## DIRECTION
Show each line that has the string "freefall" in it.

## LISTED ENTRIES

----------------------------------------

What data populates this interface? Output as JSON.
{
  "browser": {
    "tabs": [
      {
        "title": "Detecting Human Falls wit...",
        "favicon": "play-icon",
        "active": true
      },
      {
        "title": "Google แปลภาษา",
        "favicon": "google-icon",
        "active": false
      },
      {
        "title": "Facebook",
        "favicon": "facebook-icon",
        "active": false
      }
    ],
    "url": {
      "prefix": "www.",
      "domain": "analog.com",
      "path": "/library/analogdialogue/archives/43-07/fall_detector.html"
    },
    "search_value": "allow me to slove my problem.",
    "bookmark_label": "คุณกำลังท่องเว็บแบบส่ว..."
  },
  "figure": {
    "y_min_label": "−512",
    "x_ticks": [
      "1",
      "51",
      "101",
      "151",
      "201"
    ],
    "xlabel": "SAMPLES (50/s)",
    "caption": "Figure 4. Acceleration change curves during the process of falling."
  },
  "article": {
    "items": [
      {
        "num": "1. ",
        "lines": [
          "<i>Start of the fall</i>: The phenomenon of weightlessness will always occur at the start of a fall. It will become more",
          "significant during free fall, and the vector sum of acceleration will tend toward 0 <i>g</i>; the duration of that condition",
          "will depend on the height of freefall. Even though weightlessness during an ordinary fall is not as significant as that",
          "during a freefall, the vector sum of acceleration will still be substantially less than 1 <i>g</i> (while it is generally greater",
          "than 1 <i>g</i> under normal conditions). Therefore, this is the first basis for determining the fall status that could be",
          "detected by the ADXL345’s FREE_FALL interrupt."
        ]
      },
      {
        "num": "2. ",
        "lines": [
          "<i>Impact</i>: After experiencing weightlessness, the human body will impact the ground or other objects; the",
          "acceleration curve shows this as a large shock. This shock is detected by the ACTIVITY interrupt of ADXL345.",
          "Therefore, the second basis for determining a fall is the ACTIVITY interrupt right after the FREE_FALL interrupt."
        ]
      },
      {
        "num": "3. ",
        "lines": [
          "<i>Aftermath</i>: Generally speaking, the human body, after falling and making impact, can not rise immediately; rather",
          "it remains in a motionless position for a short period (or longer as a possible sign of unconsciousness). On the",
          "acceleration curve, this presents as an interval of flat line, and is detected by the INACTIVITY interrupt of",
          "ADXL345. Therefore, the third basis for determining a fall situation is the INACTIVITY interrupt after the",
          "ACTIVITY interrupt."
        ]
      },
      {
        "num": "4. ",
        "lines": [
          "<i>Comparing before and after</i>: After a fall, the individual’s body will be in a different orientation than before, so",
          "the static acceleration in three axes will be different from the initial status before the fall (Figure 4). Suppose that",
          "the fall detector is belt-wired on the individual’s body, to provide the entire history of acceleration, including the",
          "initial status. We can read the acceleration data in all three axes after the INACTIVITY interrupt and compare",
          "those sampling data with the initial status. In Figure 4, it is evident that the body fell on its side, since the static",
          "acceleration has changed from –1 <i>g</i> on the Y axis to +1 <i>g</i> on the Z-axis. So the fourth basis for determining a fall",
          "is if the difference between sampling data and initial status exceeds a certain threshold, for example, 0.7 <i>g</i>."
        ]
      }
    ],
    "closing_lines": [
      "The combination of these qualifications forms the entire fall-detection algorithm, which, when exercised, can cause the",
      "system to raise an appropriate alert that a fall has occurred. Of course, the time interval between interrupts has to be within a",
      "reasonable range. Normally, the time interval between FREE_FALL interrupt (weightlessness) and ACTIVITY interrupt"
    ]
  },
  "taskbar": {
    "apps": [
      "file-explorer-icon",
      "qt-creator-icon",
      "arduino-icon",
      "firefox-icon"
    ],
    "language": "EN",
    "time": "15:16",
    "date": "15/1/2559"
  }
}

----------------------------------------

## SOLVED EXERCISE
          "will depend on the height of freefall. Even though weightlessness during an ordinary fall is not as significant as that",
          "during a freefall, the vector sum of acceleration will still be substantially less than 1 <i>g</i> (while it is generally greater",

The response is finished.